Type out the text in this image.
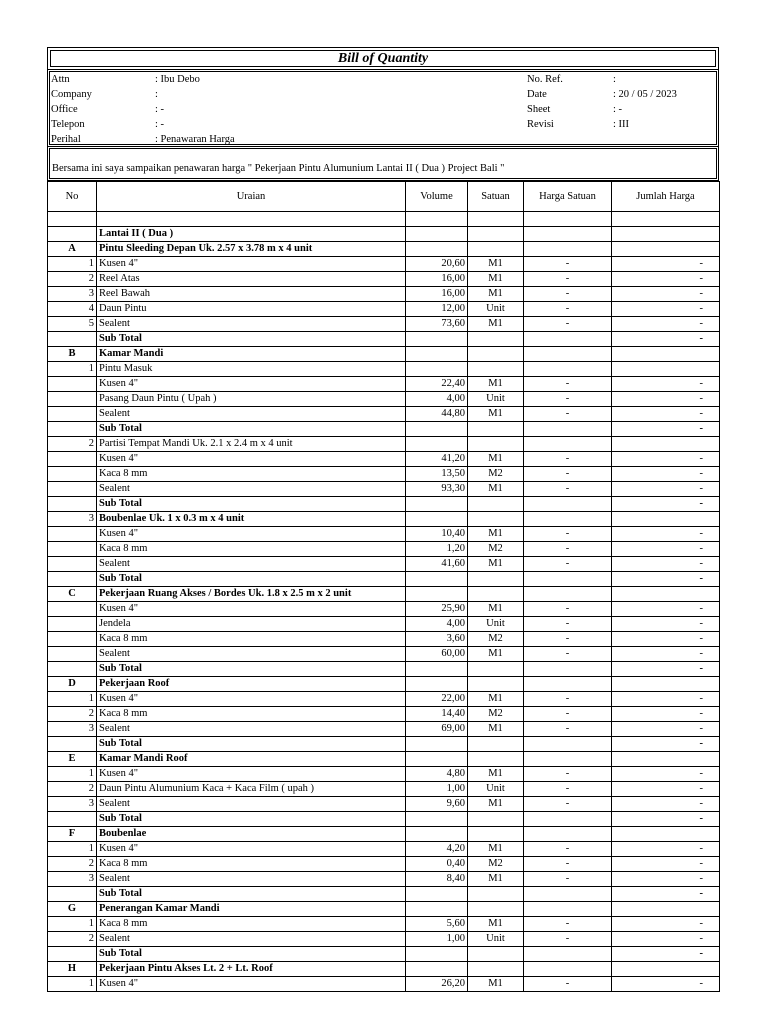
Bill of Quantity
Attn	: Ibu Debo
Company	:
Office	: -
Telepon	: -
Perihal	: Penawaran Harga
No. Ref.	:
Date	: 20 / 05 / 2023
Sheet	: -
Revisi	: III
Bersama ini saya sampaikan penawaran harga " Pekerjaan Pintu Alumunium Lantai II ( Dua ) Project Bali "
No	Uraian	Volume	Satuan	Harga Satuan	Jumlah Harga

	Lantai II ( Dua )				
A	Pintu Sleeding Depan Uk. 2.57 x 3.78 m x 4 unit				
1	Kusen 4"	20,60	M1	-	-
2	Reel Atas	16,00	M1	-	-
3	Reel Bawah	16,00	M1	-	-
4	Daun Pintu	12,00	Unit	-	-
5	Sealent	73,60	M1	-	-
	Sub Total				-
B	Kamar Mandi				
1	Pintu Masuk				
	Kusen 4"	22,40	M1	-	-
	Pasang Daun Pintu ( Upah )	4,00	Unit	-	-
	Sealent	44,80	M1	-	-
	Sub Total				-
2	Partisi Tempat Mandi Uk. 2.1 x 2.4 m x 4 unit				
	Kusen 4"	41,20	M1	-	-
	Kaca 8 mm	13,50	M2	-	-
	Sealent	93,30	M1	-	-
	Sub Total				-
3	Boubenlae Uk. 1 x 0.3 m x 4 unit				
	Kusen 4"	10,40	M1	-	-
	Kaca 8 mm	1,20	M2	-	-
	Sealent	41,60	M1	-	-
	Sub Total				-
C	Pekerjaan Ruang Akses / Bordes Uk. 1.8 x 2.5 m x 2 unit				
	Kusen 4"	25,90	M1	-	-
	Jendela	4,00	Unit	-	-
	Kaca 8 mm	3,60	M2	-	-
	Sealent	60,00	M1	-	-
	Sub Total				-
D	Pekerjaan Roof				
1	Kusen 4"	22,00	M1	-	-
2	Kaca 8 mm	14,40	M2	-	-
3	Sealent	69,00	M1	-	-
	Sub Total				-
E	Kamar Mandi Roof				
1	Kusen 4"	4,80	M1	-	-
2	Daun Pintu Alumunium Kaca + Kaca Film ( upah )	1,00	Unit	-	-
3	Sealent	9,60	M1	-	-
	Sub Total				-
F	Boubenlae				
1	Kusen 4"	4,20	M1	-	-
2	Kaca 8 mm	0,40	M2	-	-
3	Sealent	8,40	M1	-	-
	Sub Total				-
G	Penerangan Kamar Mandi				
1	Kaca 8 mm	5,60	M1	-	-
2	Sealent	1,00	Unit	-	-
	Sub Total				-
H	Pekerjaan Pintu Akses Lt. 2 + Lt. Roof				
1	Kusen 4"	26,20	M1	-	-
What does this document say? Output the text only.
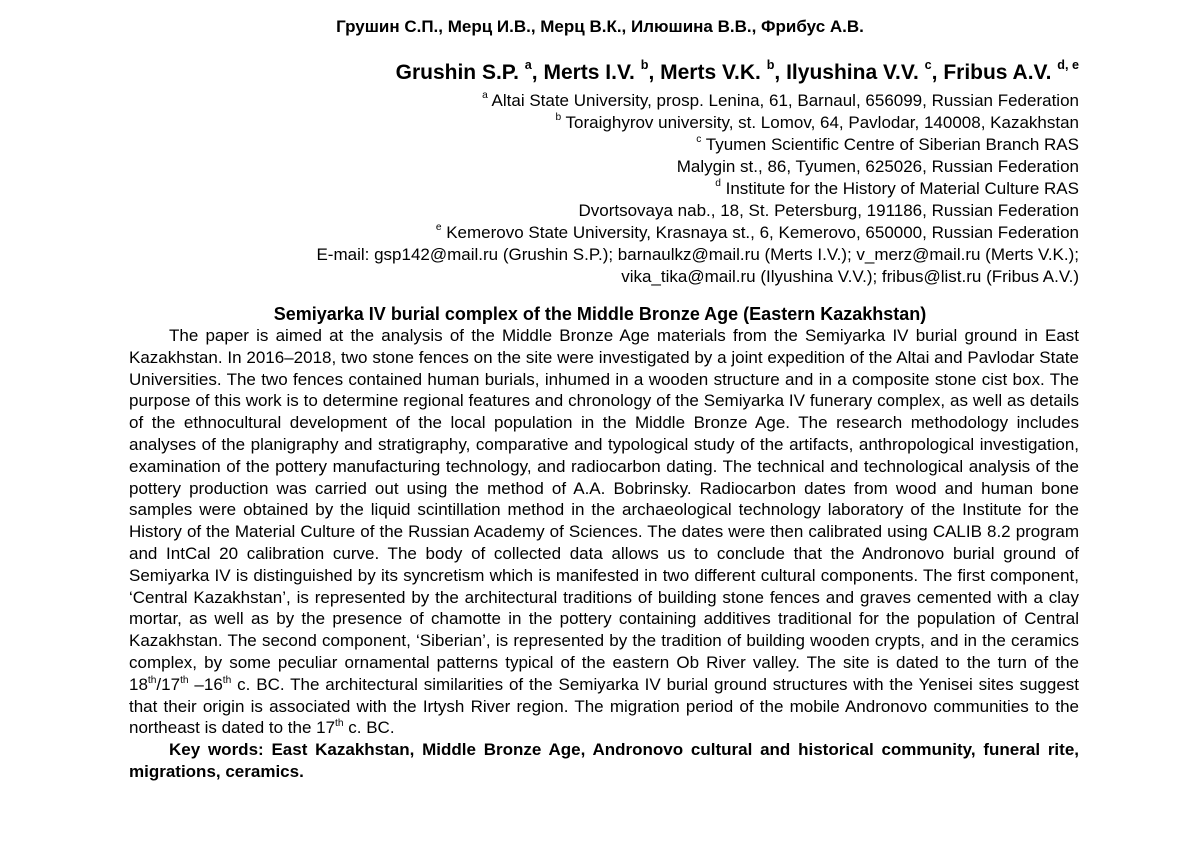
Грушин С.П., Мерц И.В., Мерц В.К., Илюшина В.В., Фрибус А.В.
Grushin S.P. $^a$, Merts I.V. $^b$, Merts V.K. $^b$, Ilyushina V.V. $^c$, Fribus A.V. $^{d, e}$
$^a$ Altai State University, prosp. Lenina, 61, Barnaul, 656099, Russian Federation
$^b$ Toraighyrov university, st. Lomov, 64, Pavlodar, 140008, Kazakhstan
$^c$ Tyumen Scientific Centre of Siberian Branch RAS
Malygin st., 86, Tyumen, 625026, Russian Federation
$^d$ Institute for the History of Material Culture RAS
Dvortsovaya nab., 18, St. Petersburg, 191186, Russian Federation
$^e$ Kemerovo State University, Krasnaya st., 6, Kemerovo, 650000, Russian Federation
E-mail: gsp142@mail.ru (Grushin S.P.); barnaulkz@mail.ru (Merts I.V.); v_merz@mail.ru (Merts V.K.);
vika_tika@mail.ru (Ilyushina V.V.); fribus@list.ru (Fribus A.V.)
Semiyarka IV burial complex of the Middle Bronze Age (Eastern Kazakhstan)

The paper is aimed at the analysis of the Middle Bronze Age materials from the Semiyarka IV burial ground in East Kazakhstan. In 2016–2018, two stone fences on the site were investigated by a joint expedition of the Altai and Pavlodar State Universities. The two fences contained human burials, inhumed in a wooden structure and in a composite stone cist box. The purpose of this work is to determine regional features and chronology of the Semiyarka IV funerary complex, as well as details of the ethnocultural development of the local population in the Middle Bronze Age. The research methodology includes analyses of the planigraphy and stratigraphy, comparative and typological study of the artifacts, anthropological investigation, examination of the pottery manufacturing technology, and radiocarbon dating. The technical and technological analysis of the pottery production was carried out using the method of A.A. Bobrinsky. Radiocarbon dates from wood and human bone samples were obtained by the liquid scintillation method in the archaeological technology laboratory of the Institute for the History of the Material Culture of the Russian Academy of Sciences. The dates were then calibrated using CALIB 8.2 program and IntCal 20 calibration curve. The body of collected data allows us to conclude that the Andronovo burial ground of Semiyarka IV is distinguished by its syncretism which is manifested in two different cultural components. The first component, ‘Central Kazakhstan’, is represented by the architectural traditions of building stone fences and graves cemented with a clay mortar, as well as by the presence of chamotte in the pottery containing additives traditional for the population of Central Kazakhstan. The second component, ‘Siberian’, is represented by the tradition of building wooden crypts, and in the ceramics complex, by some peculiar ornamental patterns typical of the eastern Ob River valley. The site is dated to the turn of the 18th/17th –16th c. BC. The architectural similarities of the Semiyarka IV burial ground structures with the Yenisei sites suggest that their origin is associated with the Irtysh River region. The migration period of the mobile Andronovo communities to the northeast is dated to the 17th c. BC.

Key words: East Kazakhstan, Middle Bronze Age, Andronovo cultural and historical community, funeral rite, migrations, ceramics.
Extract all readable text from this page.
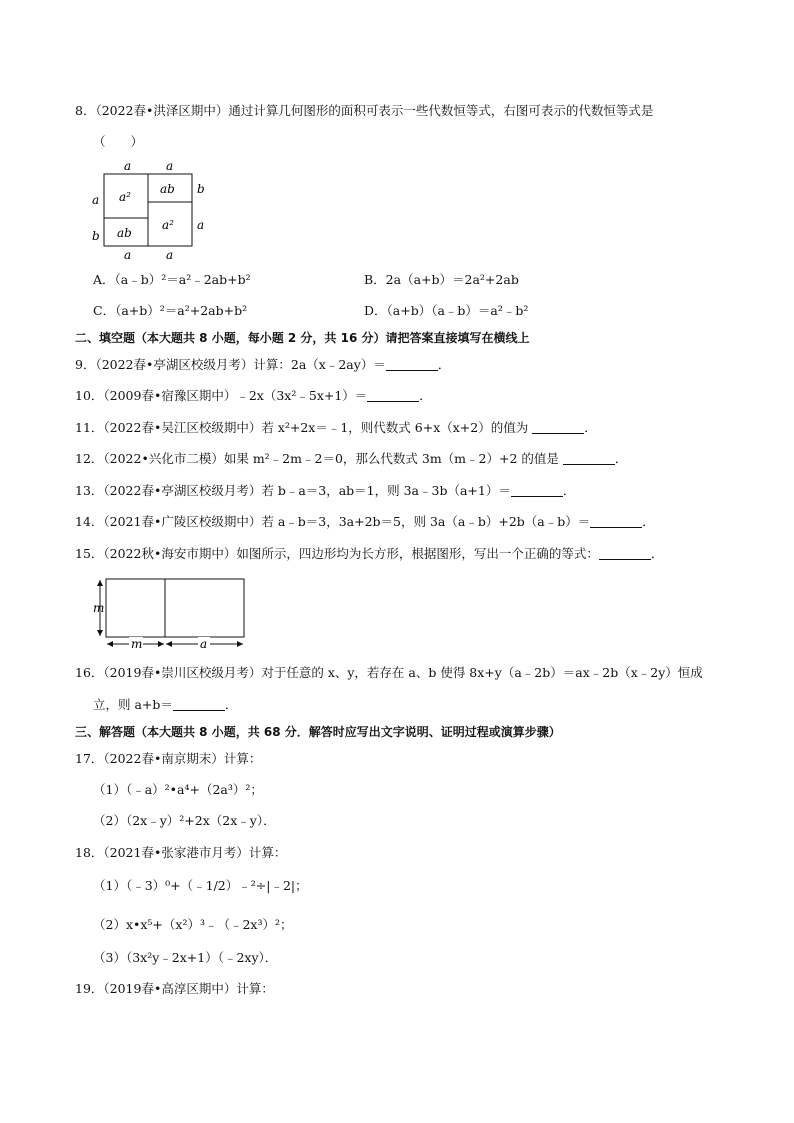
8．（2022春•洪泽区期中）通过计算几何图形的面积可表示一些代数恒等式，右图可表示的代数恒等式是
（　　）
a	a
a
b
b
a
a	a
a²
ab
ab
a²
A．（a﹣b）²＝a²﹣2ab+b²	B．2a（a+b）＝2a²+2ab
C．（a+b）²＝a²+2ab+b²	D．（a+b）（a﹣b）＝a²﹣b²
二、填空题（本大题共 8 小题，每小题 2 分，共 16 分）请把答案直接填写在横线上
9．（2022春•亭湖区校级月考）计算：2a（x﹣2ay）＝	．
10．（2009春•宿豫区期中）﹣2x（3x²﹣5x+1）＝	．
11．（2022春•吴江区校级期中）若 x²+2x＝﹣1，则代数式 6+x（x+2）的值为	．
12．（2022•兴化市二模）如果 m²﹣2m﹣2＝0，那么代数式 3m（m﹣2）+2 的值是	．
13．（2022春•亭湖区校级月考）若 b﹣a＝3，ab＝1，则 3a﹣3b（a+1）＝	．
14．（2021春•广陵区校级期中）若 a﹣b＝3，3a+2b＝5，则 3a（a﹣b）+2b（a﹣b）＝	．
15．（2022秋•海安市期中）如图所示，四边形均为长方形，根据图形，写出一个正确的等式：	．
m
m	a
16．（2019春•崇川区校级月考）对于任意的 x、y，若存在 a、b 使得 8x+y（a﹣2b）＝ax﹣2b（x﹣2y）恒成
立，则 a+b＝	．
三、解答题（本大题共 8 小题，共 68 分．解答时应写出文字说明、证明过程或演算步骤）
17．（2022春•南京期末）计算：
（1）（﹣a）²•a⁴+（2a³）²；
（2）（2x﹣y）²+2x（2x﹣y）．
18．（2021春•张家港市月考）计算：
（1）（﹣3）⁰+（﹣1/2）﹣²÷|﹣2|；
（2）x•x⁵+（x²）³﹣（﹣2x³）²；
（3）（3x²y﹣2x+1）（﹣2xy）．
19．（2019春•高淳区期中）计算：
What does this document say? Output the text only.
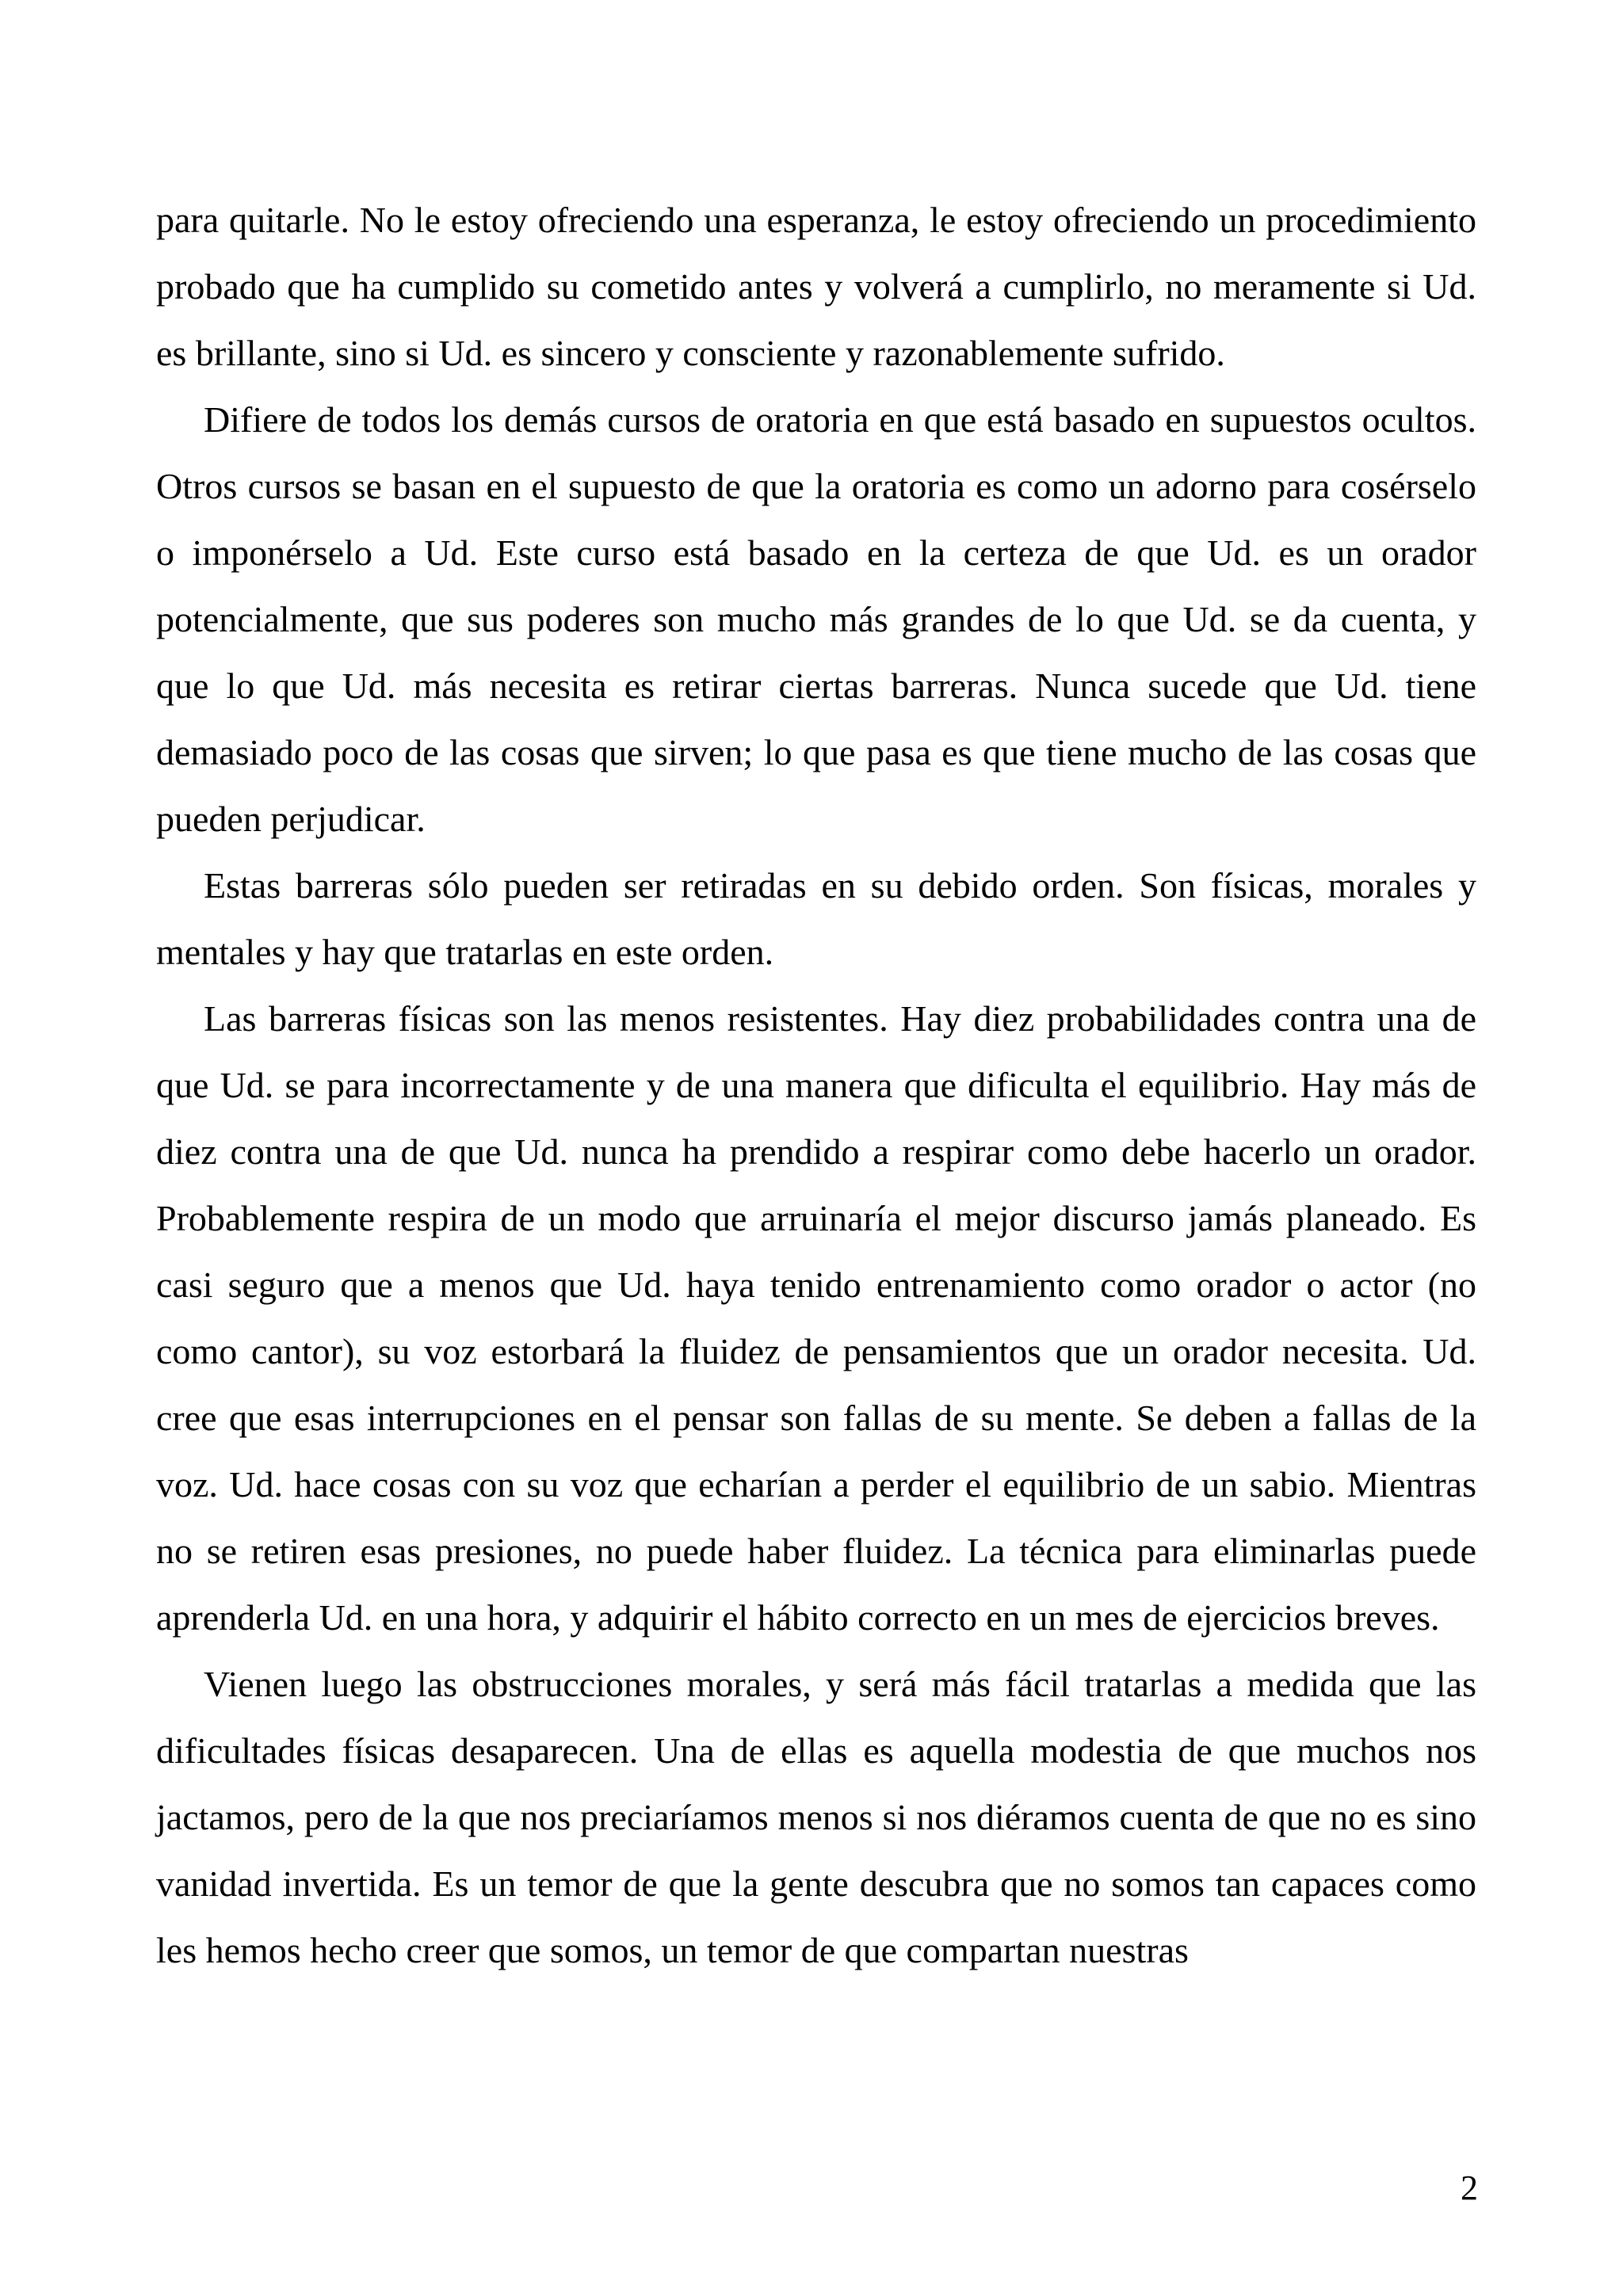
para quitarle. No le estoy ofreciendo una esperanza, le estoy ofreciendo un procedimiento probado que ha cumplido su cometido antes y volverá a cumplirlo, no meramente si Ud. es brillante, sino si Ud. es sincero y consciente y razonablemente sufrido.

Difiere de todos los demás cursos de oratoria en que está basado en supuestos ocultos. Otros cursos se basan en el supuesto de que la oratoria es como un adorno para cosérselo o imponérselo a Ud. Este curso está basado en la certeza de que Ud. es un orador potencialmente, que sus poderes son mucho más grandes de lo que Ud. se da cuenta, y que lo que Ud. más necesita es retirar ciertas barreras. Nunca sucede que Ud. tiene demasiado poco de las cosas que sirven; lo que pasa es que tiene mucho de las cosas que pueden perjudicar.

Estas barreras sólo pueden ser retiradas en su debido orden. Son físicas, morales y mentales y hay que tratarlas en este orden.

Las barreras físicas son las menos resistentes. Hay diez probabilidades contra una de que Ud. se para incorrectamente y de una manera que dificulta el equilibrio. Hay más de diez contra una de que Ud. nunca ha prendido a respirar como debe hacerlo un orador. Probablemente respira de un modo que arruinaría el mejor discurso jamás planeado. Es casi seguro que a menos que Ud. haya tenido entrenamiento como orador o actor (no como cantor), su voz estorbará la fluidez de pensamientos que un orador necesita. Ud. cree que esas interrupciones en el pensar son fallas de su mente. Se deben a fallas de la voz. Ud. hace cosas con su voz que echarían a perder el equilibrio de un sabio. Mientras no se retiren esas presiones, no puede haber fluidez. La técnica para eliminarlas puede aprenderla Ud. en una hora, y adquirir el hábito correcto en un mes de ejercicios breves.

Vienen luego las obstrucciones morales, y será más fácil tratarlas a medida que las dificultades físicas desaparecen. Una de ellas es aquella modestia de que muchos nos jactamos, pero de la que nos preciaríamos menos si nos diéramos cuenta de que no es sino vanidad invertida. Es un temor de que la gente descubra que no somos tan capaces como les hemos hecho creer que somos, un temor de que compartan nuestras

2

********

Goal
Search the entries for the word "本大题共" and gather every line where it appears.

The solution
二、填空题（本大题共 8 小题，每小题 2 分，共 16 分）请把答案直接填写在横线上
三、解答题（本大题共 8 小题，共 68 分．解答时应写出文字说明、证明过程或演算步骤）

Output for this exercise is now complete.